## start DATA

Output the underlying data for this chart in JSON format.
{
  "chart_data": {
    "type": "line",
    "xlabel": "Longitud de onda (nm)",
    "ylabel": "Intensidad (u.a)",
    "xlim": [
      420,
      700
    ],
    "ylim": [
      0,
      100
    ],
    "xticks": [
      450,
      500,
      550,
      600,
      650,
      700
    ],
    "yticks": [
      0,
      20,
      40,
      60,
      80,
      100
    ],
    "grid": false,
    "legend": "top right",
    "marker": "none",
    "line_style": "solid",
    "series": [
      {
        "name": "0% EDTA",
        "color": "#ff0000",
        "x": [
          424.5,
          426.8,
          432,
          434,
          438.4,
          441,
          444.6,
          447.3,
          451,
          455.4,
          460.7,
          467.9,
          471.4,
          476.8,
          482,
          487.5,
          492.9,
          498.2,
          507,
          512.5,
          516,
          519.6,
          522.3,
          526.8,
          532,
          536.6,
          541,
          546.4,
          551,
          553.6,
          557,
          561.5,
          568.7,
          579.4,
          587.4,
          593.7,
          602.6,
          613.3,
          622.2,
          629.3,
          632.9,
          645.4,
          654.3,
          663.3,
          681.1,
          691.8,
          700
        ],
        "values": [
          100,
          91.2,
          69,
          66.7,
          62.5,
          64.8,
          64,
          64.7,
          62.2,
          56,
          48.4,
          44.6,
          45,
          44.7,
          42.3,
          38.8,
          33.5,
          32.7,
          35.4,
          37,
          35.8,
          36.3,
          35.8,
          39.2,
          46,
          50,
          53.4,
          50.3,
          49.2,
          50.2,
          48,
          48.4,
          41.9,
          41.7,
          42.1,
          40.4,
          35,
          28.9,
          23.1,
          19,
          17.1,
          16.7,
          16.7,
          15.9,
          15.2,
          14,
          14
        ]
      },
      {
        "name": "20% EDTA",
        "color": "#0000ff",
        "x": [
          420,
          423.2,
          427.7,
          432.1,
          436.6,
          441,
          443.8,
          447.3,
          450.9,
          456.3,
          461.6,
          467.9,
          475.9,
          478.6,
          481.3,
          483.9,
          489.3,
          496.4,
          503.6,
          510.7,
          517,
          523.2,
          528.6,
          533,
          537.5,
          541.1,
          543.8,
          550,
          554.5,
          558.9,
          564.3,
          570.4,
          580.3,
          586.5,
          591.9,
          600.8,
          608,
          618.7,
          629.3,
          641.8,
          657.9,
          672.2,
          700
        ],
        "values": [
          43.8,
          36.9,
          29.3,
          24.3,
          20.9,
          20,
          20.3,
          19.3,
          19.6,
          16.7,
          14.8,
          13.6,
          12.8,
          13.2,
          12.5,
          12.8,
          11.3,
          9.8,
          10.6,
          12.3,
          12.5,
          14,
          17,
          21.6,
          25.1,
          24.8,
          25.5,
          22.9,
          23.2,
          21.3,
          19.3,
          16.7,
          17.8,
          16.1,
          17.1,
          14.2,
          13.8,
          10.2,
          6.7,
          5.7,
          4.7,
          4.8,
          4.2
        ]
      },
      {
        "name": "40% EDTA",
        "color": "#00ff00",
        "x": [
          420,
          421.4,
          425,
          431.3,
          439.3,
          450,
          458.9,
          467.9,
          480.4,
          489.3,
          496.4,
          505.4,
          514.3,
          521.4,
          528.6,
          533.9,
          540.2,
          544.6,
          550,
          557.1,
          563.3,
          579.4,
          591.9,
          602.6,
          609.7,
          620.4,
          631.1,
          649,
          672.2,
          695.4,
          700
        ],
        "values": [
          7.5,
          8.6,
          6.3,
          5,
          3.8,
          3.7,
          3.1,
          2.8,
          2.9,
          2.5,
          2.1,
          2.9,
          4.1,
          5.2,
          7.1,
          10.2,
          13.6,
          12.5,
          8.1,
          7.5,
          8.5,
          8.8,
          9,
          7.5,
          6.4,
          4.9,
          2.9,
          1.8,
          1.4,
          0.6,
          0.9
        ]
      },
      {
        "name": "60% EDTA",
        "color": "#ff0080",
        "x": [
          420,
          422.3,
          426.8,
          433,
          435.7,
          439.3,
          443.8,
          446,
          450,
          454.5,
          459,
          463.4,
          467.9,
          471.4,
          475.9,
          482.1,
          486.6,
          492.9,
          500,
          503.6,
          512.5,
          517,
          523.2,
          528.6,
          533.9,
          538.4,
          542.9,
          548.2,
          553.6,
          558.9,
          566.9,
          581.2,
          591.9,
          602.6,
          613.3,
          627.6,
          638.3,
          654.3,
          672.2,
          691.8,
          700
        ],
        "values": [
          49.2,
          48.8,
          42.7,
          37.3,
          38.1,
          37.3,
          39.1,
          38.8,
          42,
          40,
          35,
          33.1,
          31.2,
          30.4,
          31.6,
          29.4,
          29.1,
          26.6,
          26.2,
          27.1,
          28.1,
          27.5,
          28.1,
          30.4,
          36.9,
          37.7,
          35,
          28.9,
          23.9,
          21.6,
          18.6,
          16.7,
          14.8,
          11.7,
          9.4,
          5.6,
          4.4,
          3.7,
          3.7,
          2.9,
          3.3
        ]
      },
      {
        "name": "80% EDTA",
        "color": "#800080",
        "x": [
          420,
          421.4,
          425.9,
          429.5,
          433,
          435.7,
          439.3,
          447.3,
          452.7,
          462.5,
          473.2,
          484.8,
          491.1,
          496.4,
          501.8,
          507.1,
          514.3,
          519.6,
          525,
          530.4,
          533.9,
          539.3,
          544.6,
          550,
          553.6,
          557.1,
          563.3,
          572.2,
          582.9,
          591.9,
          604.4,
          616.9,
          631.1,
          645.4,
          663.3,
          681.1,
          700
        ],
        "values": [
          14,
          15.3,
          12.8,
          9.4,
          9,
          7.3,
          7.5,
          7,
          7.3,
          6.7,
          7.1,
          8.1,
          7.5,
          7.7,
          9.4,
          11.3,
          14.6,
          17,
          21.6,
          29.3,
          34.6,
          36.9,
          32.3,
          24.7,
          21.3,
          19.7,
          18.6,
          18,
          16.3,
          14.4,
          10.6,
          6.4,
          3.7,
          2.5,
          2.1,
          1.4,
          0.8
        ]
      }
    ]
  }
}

## end DATA

WHAT TO PRODUCE ::
Reproduce the data in its entirety, matching each character.

RESPONSE TO THE EXERCISE ::
Output the underlying data for this chart in JSON format.
{
  "chart_data": {
    "type": "line",
    "xlabel": "Longitud de onda (nm)",
    "ylabel": "Intensidad (u.a)",
    "xlim": [
      420,
      700
    ],
    "ylim": [
      0,
      100
    ],
    "xticks": [
      450,
      500,
      550,
      600,
      650,
      700
    ],
    "yticks": [
      0,
      20,
      40,
      60,
      80,
      100
    ],
    "grid": false,
    "legend": "top right",
    "marker": "none",
    "line_style": "solid",
    "series": [
      {
        "name": "0% EDTA",
        "color": "#ff0000",
        "x": [
          424.5,
          426.8,
          432,
          434,
          438.4,
          441,
          444.6,
          447.3,
          451,
          455.4,
          460.7,
          467.9,
          471.4,
          476.8,
          482,
          487.5,
          492.9,
          498.2,
          507,
          512.5,
          516,
          519.6,
          522.3,
          526.8,
          532,
          536.6,
          541,
          546.4,
          551,
          553.6,
          557,
          561.5,
          568.7,
          579.4,
          587.4,
          593.7,
          602.6,
          613.3,
          622.2,
          629.3,
          632.9,
          645.4,
          654.3,
          663.3,
          681.1,
          691.8,
          700
        ],
        "values": [
          100,
          91.2,
          69,
          66.7,
          62.5,
          64.8,
          64,
          64.7,
          62.2,
          56,
          48.4,
          44.6,
          45,
          44.7,
          42.3,
          38.8,
          33.5,
          32.7,
          35.4,
          37,
          35.8,
          36.3,
          35.8,
          39.2,
          46,
          50,
          53.4,
          50.3,
          49.2,
          50.2,
          48,
          48.4,
          41.9,
          41.7,
          42.1,
          40.4,
          35,
          28.9,
          23.1,
          19,
          17.1,
          16.7,
          16.7,
          15.9,
          15.2,
          14,
          14
        ]
      },
      {
        "name": "20% EDTA",
        "color": "#0000ff",
        "x": [
          420,
          423.2,
          427.7,
          432.1,
          436.6,
          441,
          443.8,
          447.3,
          450.9,
          456.3,
          461.6,
          467.9,
          475.9,
          478.6,
          481.3,
          483.9,
          489.3,
          496.4,
          503.6,
          510.7,
          517,
          523.2,
          528.6,
          533,
          537.5,
          541.1,
          543.8,
          550,
          554.5,
          558.9,
          564.3,
          570.4,
          580.3,
          586.5,
          591.9,
          600.8,
          608,
          618.7,
          629.3,
          641.8,
          657.9,
          672.2,
          700
        ],
        "values": [
          43.8,
          36.9,
          29.3,
          24.3,
          20.9,
          20,
          20.3,
          19.3,
          19.6,
          16.7,
          14.8,
          13.6,
          12.8,
          13.2,
          12.5,
          12.8,
          11.3,
          9.8,
          10.6,
          12.3,
          12.5,
          14,
          17,
          21.6,
          25.1,
          24.8,
          25.5,
          22.9,
          23.2,
          21.3,
          19.3,
          16.7,
          17.8,
          16.1,
          17.1,
          14.2,
          13.8,
          10.2,
          6.7,
          5.7,
          4.7,
          4.8,
          4.2
        ]
      },
      {
        "name": "40% EDTA",
        "color": "#00ff00",
        "x": [
          420,
          421.4,
          425,
          431.3,
          439.3,
          450,
          458.9,
          467.9,
          480.4,
          489.3,
          496.4,
          505.4,
          514.3,
          521.4,
          528.6,
          533.9,
          540.2,
          544.6,
          550,
          557.1,
          563.3,
          579.4,
          591.9,
          602.6,
          609.7,
          620.4,
          631.1,
          649,
          672.2,
          695.4,
          700
        ],
        "values": [
          7.5,
          8.6,
          6.3,
          5,
          3.8,
          3.7,
          3.1,
          2.8,
          2.9,
          2.5,
          2.1,
          2.9,
          4.1,
          5.2,
          7.1,
          10.2,
          13.6,
          12.5,
          8.1,
          7.5,
          8.5,
          8.8,
          9,
          7.5,
          6.4,
          4.9,
          2.9,
          1.8,
          1.4,
          0.6,
          0.9
        ]
      },
      {
        "name": "60% EDTA",
        "color": "#ff0080",
        "x": [
          420,
          422.3,
          426.8,
          433,
          435.7,
          439.3,
          443.8,
          446,
          450,
          454.5,
          459,
          463.4,
          467.9,
          471.4,
          475.9,
          482.1,
          486.6,
          492.9,
          500,
          503.6,
          512.5,
          517,
          523.2,
          528.6,
          533.9,
          538.4,
          542.9,
          548.2,
          553.6,
          558.9,
          566.9,
          581.2,
          591.9,
          602.6,
          613.3,
          627.6,
          638.3,
          654.3,
          672.2,
          691.8,
          700
        ],
        "values": [
          49.2,
          48.8,
          42.7,
          37.3,
          38.1,
          37.3,
          39.1,
          38.8,
          42,
          40,
          35,
          33.1,
          31.2,
          30.4,
          31.6,
          29.4,
          29.1,
          26.6,
          26.2,
          27.1,
          28.1,
          27.5,
          28.1,
          30.4,
          36.9,
          37.7,
          35,
          28.9,
          23.9,
          21.6,
          18.6,
          16.7,
          14.8,
          11.7,
          9.4,
          5.6,
          4.4,
          3.7,
          3.7,
          2.9,
          3.3
        ]
      },
      {
        "name": "80% EDTA",
        "color": "#800080",
        "x": [
          420,
          421.4,
          425.9,
          429.5,
          433,
          435.7,
          439.3,
          447.3,
          452.7,
          462.5,
          473.2,
          484.8,
          491.1,
          496.4,
          501.8,
          507.1,
          514.3,
          519.6,
          525,
          530.4,
          533.9,
          539.3,
          544.6,
          550,
          553.6,
          557.1,
          563.3,
          572.2,
          582.9,
          591.9,
          604.4,
          616.9,
          631.1,
          645.4,
          663.3,
          681.1,
          700
        ],
        "values": [
          14,
          15.3,
          12.8,
          9.4,
          9,
          7.3,
          7.5,
          7,
          7.3,
          6.7,
          7.1,
          8.1,
          7.5,
          7.7,
          9.4,
          11.3,
          14.6,
          17,
          21.6,
          29.3,
          34.6,
          36.9,
          32.3,
          24.7,
          21.3,
          19.7,
          18.6,
          18,
          16.3,
          14.4,
          10.6,
          6.4,
          3.7,
          2.5,
          2.1,
          1.4,
          0.8
        ]
      }
    ]
  }
}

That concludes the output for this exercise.